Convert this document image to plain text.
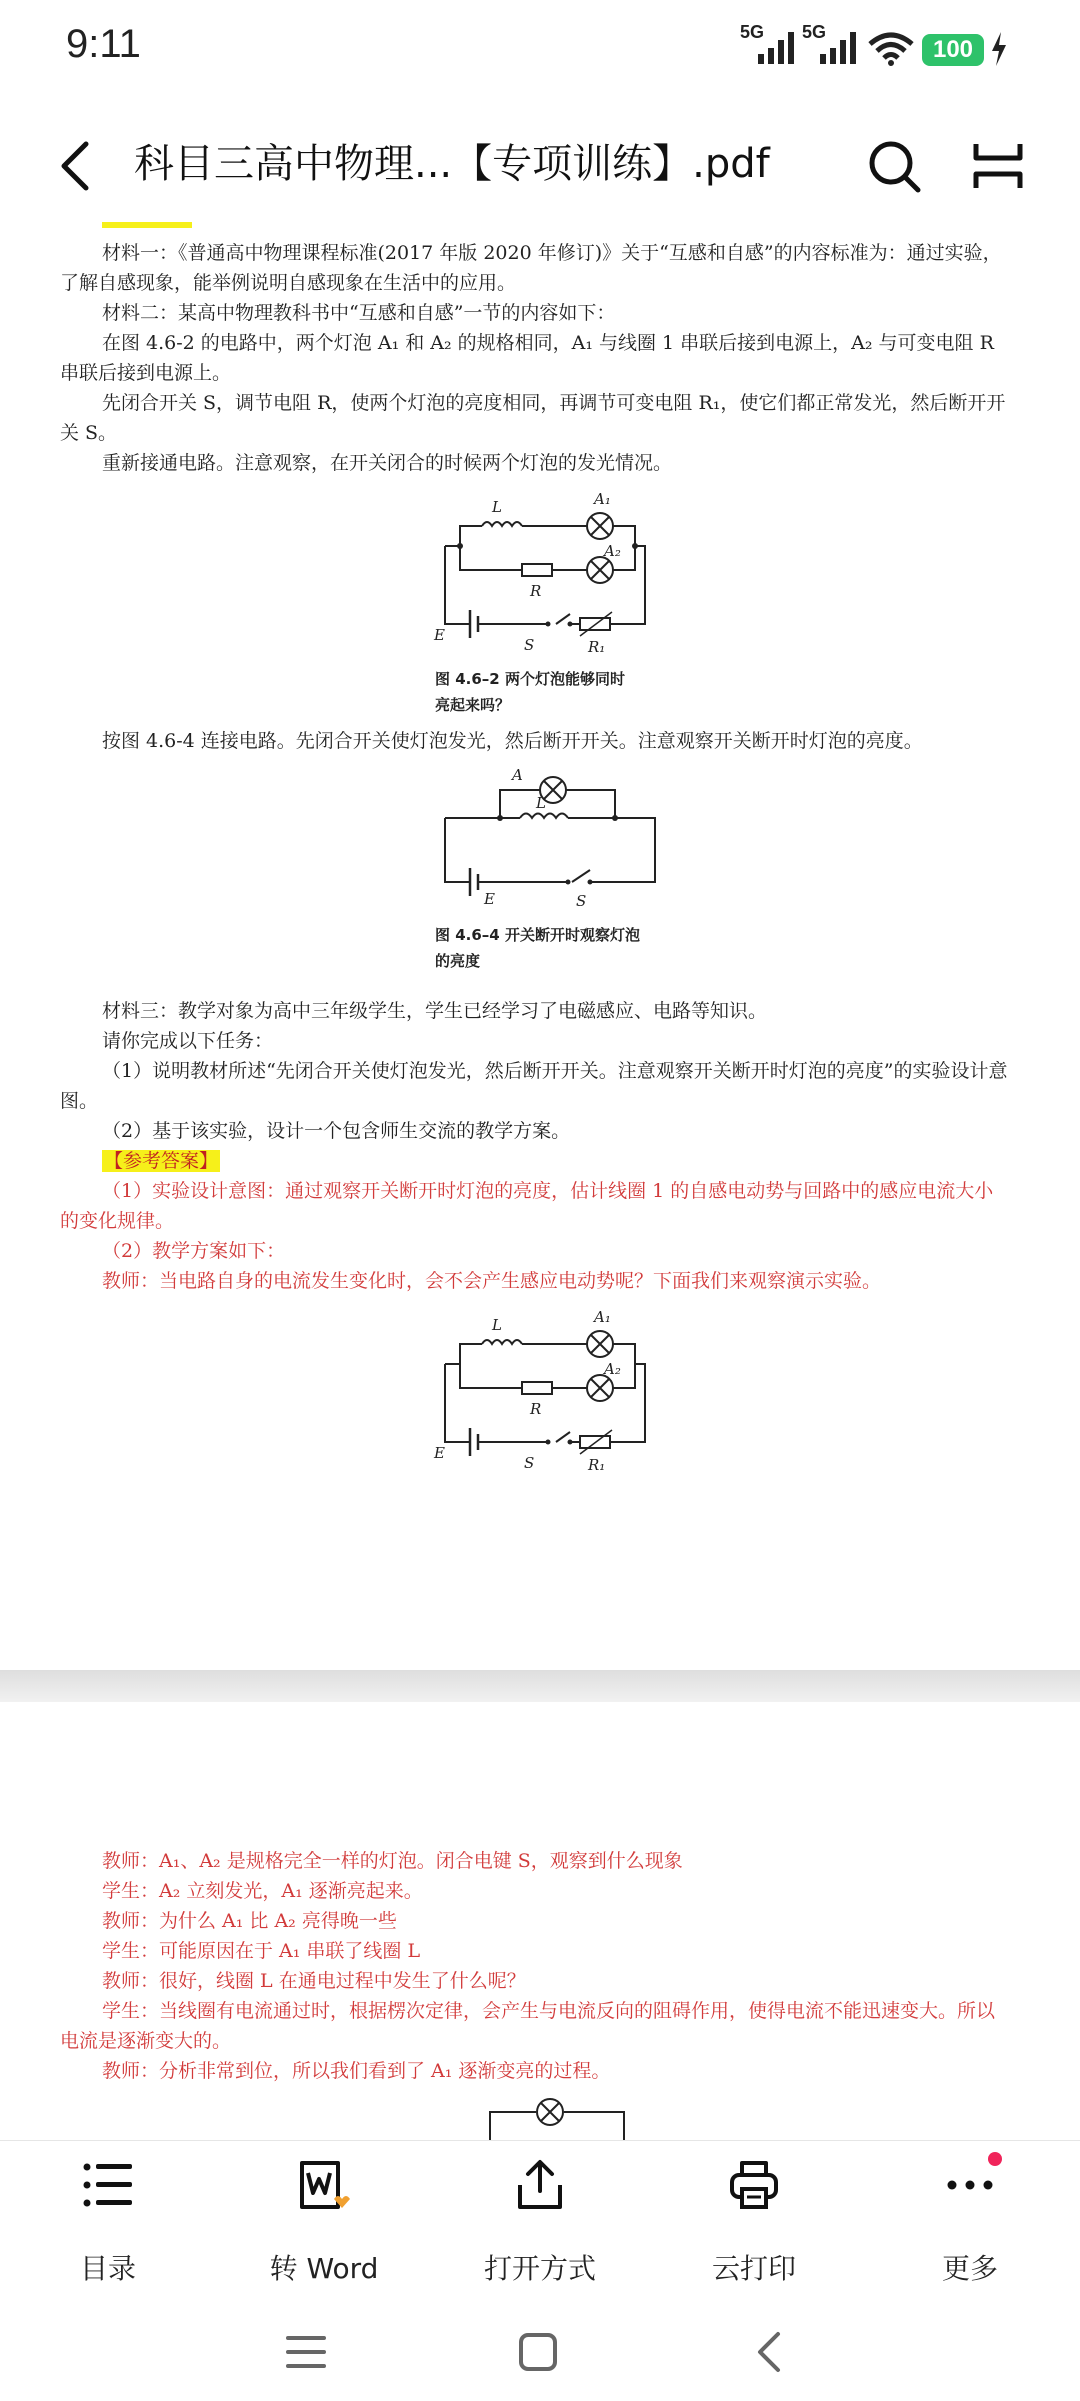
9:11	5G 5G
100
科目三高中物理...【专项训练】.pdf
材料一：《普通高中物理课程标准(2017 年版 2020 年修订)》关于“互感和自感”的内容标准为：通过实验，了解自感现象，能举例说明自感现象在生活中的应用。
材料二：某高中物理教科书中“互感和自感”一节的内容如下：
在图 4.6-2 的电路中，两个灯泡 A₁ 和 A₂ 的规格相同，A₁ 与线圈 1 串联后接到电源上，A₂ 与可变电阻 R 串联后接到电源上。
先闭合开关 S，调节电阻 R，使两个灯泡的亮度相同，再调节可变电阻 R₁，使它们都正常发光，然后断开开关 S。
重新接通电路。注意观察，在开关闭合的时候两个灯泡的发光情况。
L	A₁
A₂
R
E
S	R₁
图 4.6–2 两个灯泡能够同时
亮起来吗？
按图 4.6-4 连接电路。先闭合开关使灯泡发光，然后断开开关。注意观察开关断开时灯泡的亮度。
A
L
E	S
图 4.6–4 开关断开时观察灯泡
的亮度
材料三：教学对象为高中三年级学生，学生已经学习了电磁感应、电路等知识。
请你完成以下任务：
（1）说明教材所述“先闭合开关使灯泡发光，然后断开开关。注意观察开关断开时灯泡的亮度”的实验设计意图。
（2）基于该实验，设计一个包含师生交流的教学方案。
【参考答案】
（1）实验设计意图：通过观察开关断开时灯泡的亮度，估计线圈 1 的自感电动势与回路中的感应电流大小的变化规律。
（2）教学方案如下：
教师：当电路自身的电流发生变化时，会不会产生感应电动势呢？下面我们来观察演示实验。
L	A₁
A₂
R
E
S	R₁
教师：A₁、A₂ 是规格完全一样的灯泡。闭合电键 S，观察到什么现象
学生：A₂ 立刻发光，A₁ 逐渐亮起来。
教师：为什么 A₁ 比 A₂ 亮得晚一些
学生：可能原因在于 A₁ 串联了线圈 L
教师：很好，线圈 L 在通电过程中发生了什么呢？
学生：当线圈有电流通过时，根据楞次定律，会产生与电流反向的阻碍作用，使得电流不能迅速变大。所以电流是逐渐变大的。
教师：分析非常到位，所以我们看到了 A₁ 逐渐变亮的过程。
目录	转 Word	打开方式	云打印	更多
= = = = = = =
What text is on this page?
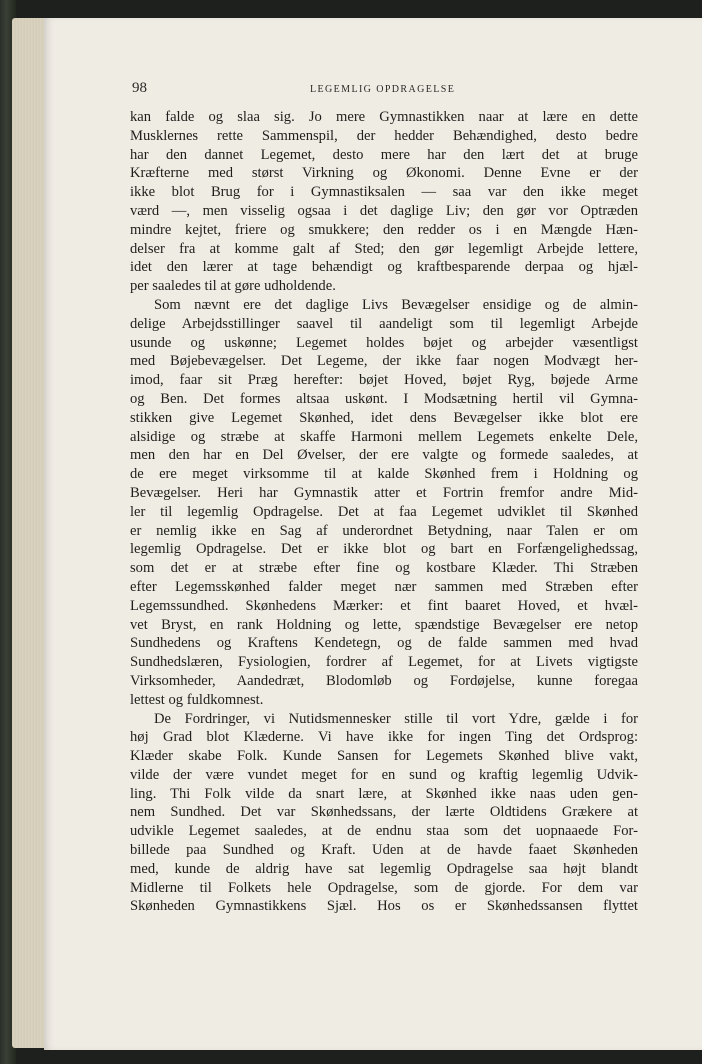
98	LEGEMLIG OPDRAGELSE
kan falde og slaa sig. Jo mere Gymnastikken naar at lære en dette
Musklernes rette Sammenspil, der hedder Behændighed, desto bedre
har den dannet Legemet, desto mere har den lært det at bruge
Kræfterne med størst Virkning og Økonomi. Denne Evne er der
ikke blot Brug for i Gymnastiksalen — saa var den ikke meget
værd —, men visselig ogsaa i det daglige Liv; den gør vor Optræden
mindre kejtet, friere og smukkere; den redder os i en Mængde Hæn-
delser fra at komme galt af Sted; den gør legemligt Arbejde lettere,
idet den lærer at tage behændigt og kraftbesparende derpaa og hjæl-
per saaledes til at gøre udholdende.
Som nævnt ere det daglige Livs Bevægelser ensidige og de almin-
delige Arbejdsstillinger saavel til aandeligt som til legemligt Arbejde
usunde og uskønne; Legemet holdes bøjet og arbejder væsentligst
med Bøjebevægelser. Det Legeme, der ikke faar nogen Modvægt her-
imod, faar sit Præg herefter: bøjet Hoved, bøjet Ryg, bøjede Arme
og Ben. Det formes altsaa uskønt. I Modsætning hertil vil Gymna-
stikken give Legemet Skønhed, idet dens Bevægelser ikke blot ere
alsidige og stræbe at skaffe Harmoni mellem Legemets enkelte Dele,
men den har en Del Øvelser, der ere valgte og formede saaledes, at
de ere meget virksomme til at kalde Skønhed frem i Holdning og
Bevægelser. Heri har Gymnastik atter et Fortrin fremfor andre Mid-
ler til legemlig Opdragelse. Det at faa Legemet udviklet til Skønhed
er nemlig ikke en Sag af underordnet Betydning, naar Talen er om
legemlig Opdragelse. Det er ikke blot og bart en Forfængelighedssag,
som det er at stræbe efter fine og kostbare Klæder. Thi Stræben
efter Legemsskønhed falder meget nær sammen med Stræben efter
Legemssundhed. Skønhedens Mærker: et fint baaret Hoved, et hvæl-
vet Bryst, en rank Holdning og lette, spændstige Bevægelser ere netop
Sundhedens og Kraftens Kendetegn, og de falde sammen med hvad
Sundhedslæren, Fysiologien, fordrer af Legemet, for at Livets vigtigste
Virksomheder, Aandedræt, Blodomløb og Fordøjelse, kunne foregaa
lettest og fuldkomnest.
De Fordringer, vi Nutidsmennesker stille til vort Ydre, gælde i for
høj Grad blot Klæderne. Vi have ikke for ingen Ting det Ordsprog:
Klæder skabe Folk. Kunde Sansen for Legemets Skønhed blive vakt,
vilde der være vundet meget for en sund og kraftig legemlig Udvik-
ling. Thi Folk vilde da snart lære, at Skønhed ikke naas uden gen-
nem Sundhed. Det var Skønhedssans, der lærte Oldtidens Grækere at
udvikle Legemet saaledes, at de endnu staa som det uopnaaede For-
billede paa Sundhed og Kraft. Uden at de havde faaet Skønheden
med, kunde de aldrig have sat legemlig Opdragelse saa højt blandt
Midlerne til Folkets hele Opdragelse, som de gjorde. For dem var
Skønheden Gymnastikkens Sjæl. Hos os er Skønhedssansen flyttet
= = = = = = =
• GOAL OF THE EXERCISE: Gather each line in the entries above where the string "legemligt" is found.

• SOLUTION TO THE EXERCISE:
delser fra at komme galt af Sted; den gør legemligt Arbejde lettere,
delige Arbejdsstillinger saavel til aandeligt som til legemligt Arbejde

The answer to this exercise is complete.